:: Exercise requirements ::
Set the listing down again exactly, please, apart from its pictures.

:: Stored rows ::
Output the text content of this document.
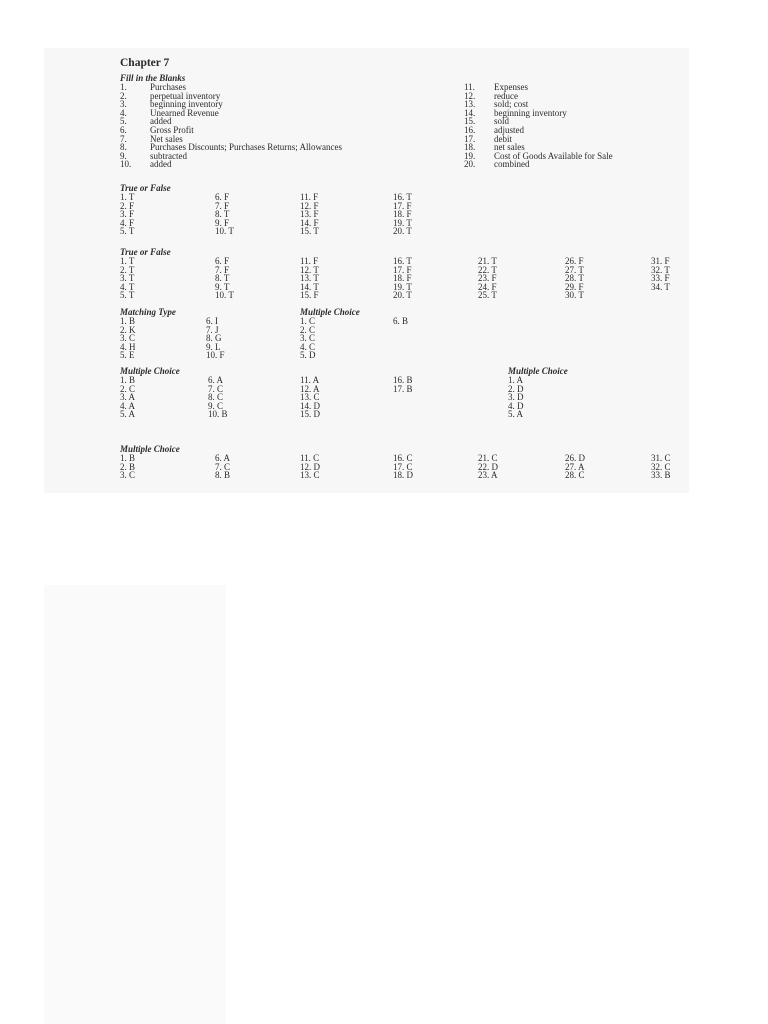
Chapter 7
Fill in the Blanks
1.	Purchases
2.	perpetual inventory
3.	beginning inventory
4.	Unearned Revenue
5.	added
6.	Gross Profit
7.	Net sales
8.	Purchases Discounts; Purchases Returns; Allowances
9.	subtracted
10. added
11. Expenses
12. reduce
13. sold; cost
14. beginning inventory
15. sold
16. adjusted
17. debit
18. net sales
19. Cost of Goods Available for Sale
20. combined
True or False
1. T
2. F
3. F
4. F
5. T
6. F
7. F
8. T
9. F
10. T
11. F
12. F
13. F
14. F
15. T
16. T
17. F
18. F
19. T
20. T
True or False
1. T
2. T
3. T
4. T
5. T
6. F
7. F
8. T
9. T
10. T
11. F
12. T
13. T
14. T
15. F
16. T
17. F
18. F
19. T
20. T
21. T
22. T
23. F
24. F
25. T
26. F
27. T
28. T
29. F
30. T
31. F
32. T
33. F
34. T
Matching Type
1. B
2. K
3. C
4. H
5. E
6. I
7. J
8. G
9. L
10. F
Multiple Choice
1. C
2. C
3. C
4. C
5. D
6. B
Multiple Choice
1. B
2. C
3. A
4. A
5. A
6. A
7. C
8. C
9. C
10. B
11. A
12. A
13. C
14. D
15. D
16. B
17. B
Multiple Choice
1. A
2. D
3. D
4. D
5. A
Multiple Choice
1. B
2. B
3. C
6. A
7. C
8. B
11. C
12. D
13. C
16. C
17. C
18. D
21. C
22. D
23. A
26. D
27. A
28. C
31. C
32. C
33. B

:: Task solution ::
Output the text content of this document.
Chapter 7
Fill in the Blanks
1.	Purchases
2.	perpetual inventory
3.	beginning inventory
4.	Unearned Revenue
5.	added
6.	Gross Profit
7.	Net sales
8.	Purchases Discounts; Purchases Returns; Allowances
9.	subtracted
10. added
11. Expenses
12. reduce
13. sold; cost
14. beginning inventory
15. sold
16. adjusted
17. debit
18. net sales
19. Cost of Goods Available for Sale
20. combined
True or False
1. T
2. F
3. F
4. F
5. T
6. F
7. F
8. T
9. F
10. T
11. F
12. F
13. F
14. F
15. T
16. T
17. F
18. F
19. T
20. T
True or False
1. T
2. T
3. T
4. T
5. T
6. F
7. F
8. T
9. T
10. T
11. F
12. T
13. T
14. T
15. F
16. T
17. F
18. F
19. T
20. T
21. T
22. T
23. F
24. F
25. T
26. F
27. T
28. T
29. F
30. T
31. F
32. T
33. F
34. T
Matching Type
1. B
2. K
3. C
4. H
5. E
6. I
7. J
8. G
9. L
10. F
Multiple Choice
1. C
2. C
3. C
4. C
5. D
6. B
Multiple Choice
1. B
2. C
3. A
4. A
5. A
6. A
7. C
8. C
9. C
10. B
11. A
12. A
13. C
14. D
15. D
16. B
17. B
Multiple Choice
1. A
2. D
3. D
4. D
5. A
Multiple Choice
1. B
2. B
3. C
6. A
7. C
8. B
11. C
12. D
13. C
16. C
17. C
18. D
21. C
22. D
23. A
26. D
27. A
28. C
31. C
32. C
33. B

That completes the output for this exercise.